• **Written request**:
Of all the lines in the records, how many hold the word "People"? Answer with the number only.

(Records that describe figures)
-=-=-

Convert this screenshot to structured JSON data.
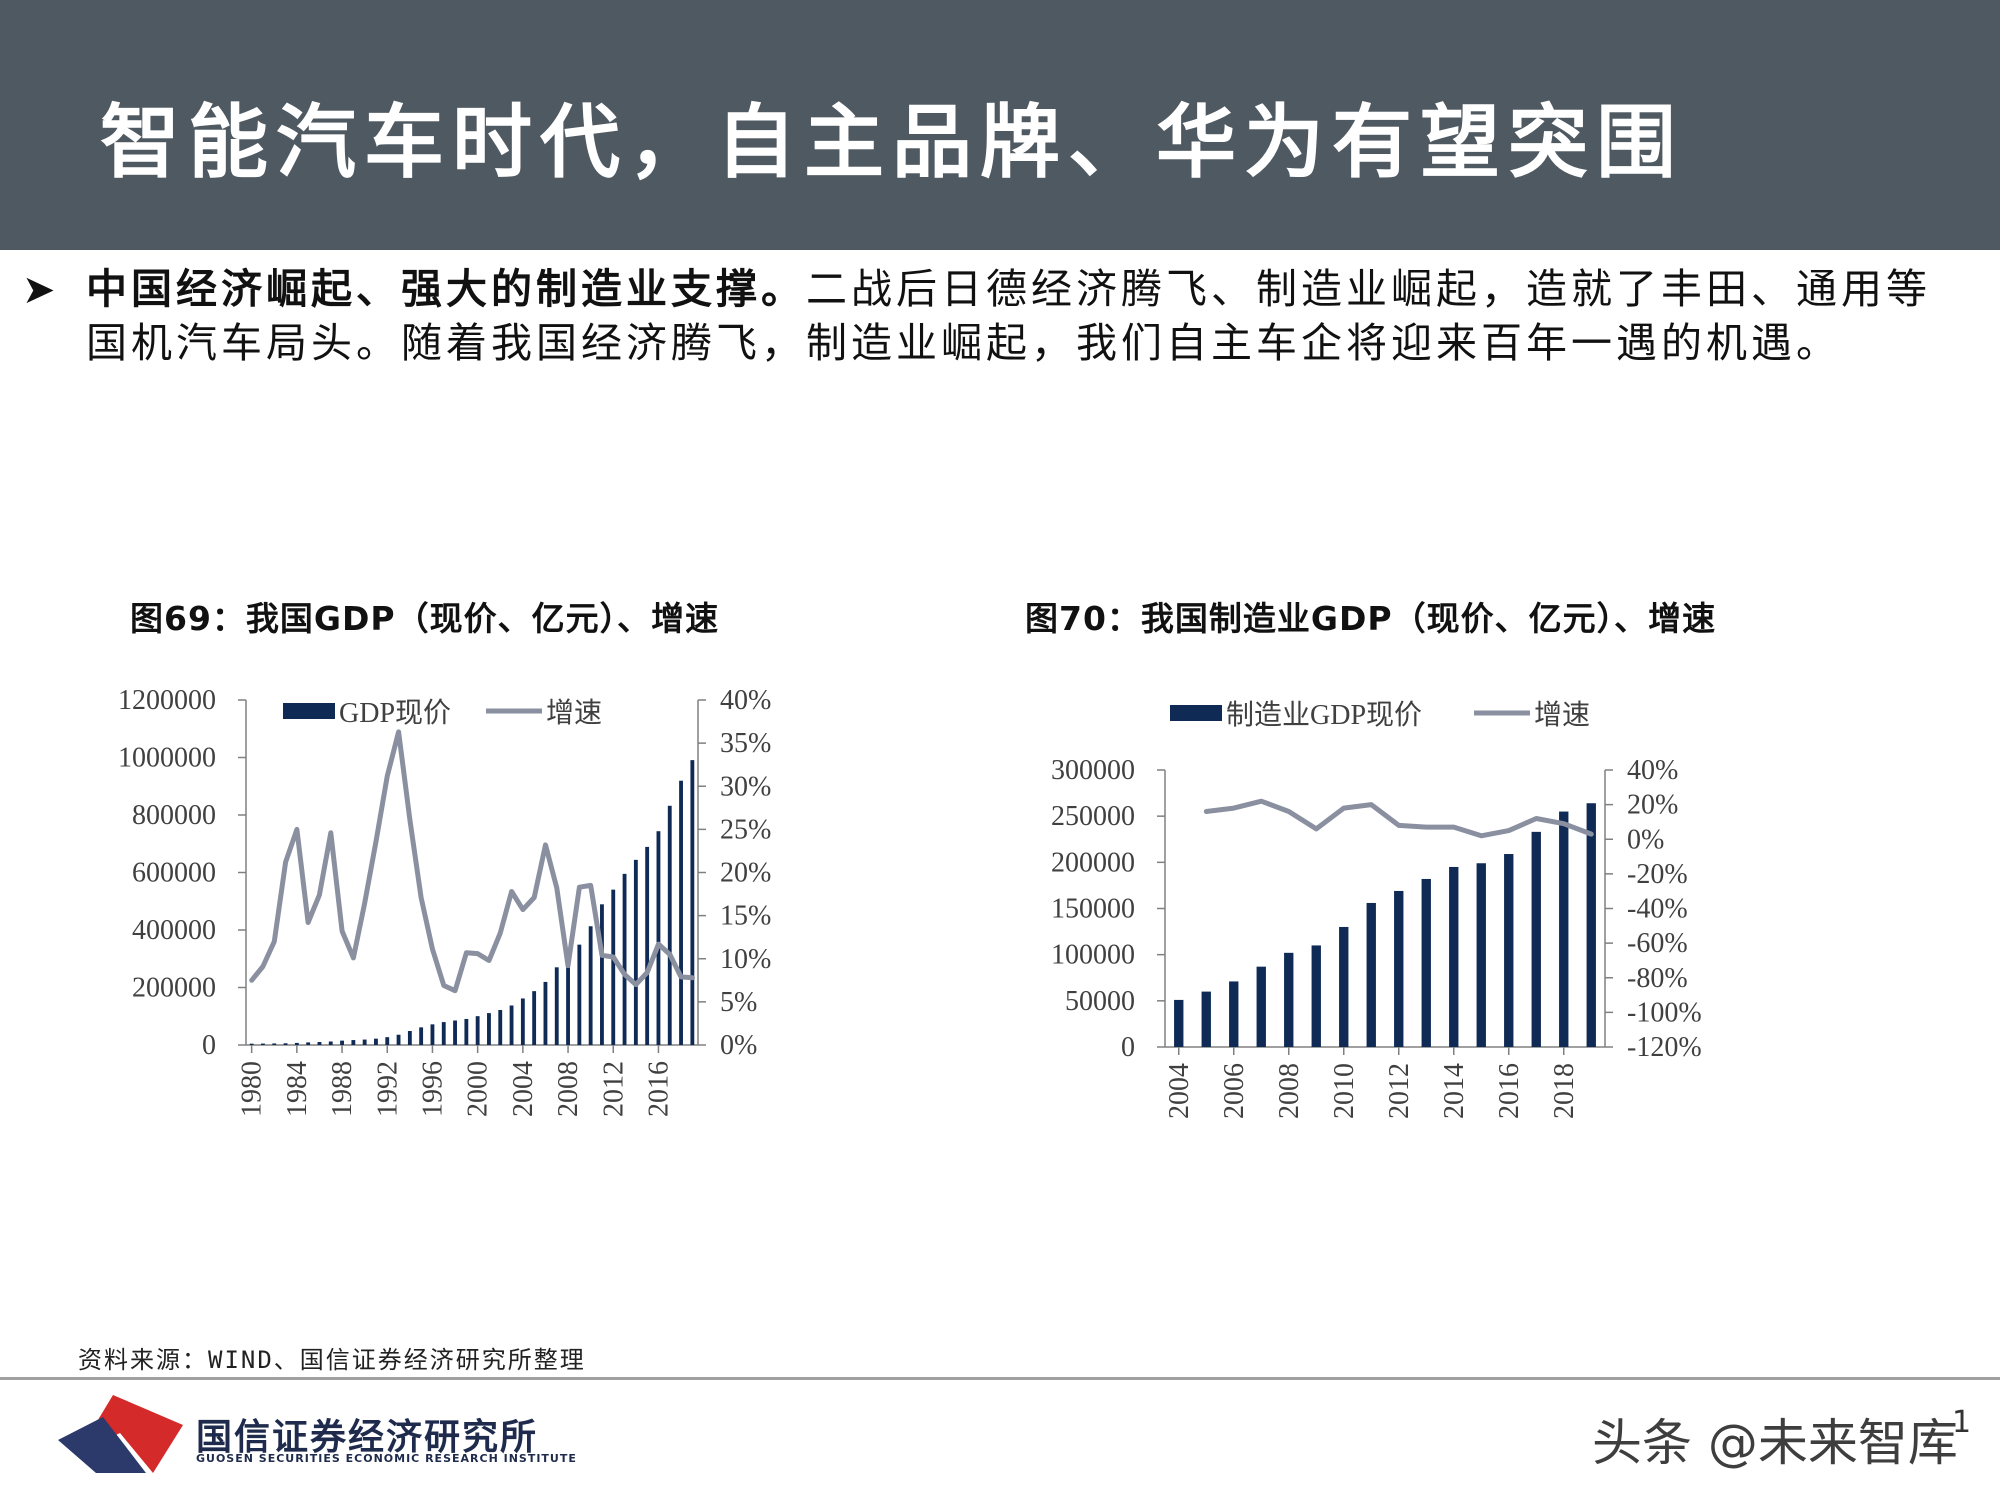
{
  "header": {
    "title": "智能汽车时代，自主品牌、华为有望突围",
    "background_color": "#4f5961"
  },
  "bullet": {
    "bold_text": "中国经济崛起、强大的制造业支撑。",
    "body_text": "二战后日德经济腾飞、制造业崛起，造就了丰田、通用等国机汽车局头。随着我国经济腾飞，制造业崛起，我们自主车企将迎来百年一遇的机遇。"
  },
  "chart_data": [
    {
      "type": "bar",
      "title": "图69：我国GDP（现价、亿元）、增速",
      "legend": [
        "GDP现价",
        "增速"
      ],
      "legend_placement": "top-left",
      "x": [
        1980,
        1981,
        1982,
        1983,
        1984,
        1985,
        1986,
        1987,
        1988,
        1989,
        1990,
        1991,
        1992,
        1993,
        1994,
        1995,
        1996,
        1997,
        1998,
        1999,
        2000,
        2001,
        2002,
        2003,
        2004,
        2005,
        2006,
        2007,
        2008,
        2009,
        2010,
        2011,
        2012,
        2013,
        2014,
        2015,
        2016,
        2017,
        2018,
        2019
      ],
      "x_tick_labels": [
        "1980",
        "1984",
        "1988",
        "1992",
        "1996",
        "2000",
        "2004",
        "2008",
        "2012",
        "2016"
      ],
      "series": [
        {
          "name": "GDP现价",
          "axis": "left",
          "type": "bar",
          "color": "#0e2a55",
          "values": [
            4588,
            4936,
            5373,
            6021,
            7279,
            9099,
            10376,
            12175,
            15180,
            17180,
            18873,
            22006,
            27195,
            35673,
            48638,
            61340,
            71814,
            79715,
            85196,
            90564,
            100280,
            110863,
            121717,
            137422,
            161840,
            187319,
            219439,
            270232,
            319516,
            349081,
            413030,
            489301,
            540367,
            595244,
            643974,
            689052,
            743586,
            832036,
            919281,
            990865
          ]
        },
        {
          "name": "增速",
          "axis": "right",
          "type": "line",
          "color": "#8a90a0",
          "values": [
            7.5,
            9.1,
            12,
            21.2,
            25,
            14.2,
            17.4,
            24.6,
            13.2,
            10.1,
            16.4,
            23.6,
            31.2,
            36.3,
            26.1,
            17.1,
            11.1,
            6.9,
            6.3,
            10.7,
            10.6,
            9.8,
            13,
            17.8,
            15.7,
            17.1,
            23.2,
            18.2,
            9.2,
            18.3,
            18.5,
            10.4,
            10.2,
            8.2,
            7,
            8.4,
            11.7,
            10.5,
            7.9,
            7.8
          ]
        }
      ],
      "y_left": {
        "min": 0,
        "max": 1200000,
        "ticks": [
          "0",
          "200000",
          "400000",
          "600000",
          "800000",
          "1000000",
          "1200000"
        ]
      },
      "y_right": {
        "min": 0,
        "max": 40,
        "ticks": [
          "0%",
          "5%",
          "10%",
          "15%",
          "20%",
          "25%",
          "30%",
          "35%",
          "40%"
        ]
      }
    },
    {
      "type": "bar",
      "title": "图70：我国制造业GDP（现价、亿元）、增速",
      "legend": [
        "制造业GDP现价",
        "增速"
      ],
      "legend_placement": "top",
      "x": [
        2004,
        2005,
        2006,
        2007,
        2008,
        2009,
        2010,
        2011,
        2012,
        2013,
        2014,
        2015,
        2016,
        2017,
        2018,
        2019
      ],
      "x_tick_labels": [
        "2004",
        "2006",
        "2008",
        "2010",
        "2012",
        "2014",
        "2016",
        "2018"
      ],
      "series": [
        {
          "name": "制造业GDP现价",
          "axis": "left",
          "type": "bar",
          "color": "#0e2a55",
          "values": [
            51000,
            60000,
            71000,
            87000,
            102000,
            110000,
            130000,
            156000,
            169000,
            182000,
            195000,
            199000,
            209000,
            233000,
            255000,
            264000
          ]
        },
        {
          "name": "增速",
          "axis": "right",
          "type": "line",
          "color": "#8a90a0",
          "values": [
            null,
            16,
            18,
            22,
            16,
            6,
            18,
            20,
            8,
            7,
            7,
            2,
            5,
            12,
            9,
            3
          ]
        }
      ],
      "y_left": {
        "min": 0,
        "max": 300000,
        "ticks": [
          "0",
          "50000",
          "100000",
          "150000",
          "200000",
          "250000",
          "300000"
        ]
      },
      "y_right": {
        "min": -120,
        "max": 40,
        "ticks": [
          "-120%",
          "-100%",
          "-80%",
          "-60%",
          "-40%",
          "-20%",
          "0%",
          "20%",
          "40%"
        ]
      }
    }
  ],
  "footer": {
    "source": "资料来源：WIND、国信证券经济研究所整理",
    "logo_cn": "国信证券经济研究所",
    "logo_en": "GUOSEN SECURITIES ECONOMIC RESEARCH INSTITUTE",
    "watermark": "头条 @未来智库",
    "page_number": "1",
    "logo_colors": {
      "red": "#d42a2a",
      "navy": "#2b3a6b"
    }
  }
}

-=-=-

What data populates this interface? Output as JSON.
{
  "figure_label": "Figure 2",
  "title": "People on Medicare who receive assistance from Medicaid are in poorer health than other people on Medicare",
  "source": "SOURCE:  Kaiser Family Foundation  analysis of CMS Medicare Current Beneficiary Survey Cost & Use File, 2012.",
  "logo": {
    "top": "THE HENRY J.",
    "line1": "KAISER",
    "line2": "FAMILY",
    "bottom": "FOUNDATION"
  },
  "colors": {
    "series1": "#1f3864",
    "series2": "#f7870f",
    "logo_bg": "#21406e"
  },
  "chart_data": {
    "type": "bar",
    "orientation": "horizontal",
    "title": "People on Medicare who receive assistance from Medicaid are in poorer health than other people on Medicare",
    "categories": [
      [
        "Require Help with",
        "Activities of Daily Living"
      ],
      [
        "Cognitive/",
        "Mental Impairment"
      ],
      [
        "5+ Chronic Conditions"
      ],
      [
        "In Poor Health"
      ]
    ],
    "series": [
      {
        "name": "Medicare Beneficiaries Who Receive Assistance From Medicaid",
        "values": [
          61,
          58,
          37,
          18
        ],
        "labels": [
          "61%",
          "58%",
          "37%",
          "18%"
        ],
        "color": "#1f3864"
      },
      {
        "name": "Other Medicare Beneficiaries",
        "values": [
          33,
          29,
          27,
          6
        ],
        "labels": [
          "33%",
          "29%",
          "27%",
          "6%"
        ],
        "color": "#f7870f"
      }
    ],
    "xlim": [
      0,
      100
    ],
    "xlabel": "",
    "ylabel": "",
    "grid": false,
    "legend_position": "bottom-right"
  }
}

-=-=-

• **The result**:
2